== AIM ==
Write out the records beneath this line exactly as they appear, minus any images.

(Data extracted from a collection)
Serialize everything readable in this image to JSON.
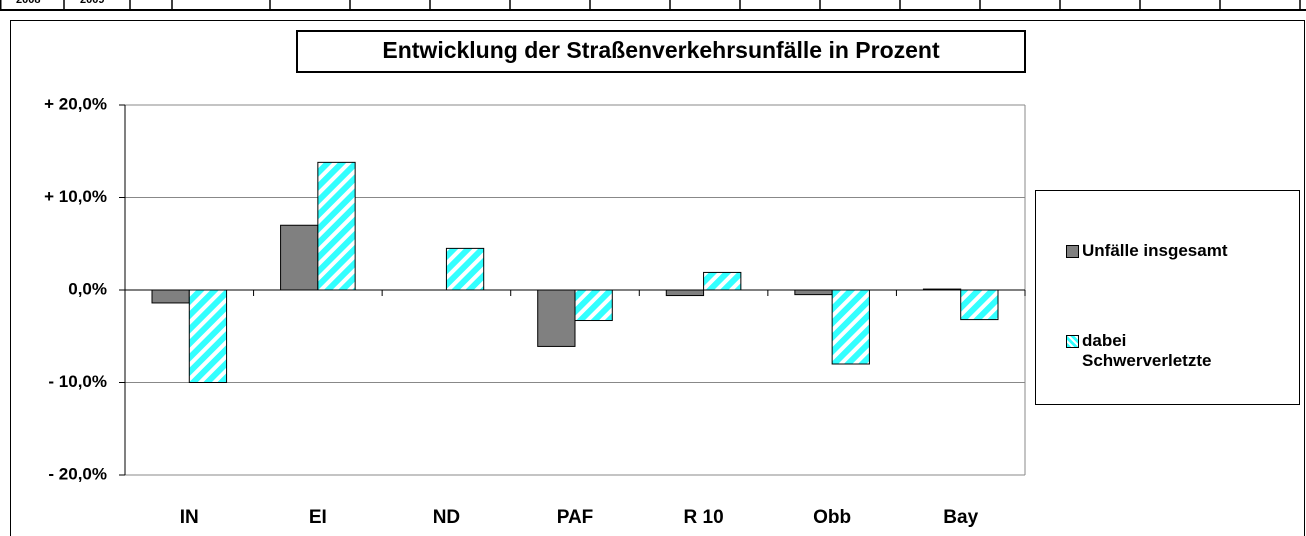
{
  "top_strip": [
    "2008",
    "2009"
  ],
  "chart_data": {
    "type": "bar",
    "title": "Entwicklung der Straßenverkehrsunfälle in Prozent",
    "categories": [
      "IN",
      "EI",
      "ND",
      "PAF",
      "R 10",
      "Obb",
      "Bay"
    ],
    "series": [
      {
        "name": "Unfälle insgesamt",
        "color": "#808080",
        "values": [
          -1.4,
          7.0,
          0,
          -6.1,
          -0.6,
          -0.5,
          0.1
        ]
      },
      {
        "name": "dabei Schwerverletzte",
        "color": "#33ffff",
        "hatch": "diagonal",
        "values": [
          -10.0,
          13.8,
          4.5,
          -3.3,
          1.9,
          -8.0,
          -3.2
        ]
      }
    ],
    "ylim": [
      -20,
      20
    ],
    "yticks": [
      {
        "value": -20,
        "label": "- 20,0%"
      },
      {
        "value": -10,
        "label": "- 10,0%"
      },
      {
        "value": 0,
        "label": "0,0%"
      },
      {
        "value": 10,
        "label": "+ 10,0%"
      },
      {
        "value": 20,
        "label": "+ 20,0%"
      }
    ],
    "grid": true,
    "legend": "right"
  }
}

== WRITTEN REPLY ==
Serialize everything readable in this image to JSON.
{
  "top_strip": [
    "2008",
    "2009"
  ],
  "chart_data": {
    "type": "bar",
    "title": "Entwicklung der Straßenverkehrsunfälle in Prozent",
    "categories": [
      "IN",
      "EI",
      "ND",
      "PAF",
      "R 10",
      "Obb",
      "Bay"
    ],
    "series": [
      {
        "name": "Unfälle insgesamt",
        "color": "#808080",
        "values": [
          -1.4,
          7.0,
          0,
          -6.1,
          -0.6,
          -0.5,
          0.1
        ]
      },
      {
        "name": "dabei Schwerverletzte",
        "color": "#33ffff",
        "hatch": "diagonal",
        "values": [
          -10.0,
          13.8,
          4.5,
          -3.3,
          1.9,
          -8.0,
          -3.2
        ]
      }
    ],
    "ylim": [
      -20,
      20
    ],
    "yticks": [
      {
        "value": -20,
        "label": "- 20,0%"
      },
      {
        "value": -10,
        "label": "- 10,0%"
      },
      {
        "value": 0,
        "label": "0,0%"
      },
      {
        "value": 10,
        "label": "+ 10,0%"
      },
      {
        "value": 20,
        "label": "+ 20,0%"
      }
    ],
    "grid": true,
    "legend": "right"
  }
}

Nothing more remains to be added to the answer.